(Stored data)
————

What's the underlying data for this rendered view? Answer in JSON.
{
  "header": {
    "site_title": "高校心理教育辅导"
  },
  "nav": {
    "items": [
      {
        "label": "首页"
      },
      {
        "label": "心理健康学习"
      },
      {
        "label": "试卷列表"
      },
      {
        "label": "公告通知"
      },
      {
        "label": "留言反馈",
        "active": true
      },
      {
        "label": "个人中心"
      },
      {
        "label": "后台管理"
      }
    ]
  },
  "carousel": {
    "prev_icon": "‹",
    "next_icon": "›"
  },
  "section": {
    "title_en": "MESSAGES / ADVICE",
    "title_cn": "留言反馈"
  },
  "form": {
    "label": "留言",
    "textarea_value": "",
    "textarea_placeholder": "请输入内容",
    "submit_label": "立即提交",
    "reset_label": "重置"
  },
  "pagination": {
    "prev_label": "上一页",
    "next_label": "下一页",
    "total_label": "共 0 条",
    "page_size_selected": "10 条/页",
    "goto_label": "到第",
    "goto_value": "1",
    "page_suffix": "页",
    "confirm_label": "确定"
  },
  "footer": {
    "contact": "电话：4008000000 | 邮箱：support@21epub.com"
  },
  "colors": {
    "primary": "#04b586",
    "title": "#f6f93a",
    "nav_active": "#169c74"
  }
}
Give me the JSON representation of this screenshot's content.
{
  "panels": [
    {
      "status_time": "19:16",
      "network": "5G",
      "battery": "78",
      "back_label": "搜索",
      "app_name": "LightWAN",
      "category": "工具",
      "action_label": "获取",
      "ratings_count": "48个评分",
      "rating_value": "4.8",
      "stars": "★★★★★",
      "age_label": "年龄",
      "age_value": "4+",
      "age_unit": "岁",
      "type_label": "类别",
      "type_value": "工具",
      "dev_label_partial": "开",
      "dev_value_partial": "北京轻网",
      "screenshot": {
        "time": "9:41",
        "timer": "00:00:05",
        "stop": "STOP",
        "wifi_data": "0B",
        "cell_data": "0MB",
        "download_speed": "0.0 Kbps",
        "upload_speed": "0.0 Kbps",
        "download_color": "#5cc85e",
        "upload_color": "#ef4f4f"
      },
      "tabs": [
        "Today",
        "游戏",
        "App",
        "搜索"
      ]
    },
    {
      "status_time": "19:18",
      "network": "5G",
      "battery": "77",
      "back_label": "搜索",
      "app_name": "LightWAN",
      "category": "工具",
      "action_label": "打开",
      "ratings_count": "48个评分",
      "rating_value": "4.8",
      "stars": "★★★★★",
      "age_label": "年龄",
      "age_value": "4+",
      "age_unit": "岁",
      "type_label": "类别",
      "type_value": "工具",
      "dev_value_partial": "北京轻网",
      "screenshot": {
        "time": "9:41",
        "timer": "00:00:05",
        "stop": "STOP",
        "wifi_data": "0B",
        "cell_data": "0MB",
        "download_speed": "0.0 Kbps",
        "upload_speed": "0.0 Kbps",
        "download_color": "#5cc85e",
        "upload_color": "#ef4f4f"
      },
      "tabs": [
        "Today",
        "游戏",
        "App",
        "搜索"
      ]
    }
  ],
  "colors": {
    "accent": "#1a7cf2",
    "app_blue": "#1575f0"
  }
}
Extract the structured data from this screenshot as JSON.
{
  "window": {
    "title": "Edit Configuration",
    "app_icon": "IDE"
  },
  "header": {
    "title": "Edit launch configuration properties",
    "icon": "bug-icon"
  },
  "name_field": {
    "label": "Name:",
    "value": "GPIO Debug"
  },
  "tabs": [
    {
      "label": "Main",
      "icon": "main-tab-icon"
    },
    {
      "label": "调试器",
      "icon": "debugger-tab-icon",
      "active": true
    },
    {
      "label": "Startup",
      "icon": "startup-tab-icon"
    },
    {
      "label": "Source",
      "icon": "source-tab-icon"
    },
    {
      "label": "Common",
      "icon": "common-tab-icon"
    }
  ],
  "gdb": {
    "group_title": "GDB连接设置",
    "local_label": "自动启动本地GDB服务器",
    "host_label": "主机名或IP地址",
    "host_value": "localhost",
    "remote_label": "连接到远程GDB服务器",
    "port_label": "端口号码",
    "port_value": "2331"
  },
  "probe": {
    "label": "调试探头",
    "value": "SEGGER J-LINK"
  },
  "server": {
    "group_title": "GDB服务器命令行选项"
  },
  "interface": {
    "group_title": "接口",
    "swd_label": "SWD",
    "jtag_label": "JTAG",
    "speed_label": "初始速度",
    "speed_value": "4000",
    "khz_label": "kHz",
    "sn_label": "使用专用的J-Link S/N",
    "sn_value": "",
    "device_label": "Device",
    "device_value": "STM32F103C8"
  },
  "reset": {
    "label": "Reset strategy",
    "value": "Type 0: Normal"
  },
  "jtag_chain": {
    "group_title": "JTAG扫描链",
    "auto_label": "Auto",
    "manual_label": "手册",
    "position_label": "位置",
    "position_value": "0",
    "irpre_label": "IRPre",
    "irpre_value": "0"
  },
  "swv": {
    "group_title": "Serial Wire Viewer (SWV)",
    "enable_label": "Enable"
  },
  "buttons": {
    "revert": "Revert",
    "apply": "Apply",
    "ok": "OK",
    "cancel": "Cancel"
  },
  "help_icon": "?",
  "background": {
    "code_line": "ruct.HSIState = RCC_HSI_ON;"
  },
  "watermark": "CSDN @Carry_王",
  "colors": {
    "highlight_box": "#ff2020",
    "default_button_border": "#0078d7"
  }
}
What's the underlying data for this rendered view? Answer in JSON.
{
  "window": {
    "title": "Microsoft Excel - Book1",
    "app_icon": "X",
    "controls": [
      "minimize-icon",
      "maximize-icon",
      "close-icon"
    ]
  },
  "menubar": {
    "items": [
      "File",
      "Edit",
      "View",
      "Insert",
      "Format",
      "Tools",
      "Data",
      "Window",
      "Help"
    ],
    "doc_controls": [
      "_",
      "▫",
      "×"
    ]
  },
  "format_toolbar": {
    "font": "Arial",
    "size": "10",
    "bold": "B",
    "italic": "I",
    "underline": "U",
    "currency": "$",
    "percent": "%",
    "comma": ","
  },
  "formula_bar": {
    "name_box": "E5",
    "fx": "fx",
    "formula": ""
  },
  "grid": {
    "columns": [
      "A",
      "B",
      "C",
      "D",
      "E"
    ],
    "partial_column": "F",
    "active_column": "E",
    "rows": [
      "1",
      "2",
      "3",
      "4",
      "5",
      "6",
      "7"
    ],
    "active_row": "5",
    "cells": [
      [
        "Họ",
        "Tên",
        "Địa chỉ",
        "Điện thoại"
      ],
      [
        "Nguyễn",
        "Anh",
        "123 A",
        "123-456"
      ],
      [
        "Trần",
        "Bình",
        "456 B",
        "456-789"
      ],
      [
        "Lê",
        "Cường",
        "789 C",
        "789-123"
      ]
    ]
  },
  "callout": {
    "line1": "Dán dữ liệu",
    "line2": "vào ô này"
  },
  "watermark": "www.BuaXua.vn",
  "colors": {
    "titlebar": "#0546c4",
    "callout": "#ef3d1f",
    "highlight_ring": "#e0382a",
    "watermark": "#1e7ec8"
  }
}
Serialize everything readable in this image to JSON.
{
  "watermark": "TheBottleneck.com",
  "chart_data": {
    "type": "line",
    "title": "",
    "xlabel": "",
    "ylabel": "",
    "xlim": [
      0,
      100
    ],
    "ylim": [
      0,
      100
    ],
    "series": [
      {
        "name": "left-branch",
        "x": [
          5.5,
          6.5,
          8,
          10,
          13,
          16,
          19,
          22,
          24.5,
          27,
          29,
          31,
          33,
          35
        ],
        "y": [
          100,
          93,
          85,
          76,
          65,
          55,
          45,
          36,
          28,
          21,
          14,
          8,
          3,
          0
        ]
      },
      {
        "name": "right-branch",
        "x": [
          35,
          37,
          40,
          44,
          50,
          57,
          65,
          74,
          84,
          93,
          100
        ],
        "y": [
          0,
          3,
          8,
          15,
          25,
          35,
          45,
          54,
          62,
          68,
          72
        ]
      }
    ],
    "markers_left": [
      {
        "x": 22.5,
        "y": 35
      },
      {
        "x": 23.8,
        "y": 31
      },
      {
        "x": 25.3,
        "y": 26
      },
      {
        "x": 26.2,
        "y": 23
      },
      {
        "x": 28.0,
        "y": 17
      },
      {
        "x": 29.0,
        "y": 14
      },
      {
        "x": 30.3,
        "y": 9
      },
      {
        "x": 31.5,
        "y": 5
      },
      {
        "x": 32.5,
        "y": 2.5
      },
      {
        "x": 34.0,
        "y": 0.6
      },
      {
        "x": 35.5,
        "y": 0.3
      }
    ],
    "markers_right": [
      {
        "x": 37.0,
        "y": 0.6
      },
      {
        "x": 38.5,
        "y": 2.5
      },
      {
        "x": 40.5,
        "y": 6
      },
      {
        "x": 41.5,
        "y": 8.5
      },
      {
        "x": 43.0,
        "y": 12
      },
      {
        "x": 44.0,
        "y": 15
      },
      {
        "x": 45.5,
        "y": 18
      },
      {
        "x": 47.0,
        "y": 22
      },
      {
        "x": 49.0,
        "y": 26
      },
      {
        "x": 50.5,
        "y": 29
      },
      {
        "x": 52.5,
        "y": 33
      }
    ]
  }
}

————

● Problem requirements
Check all the records above and select each line where the string "JSON" is found.

● Response
What's the underlying data for this rendered view? Answer in JSON.
Give me the JSON representation of this screenshot's content.
Extract the structured data from this screenshot as JSON.
What's the underlying data for this rendered view? Answer in JSON.
Serialize everything readable in this image to JSON.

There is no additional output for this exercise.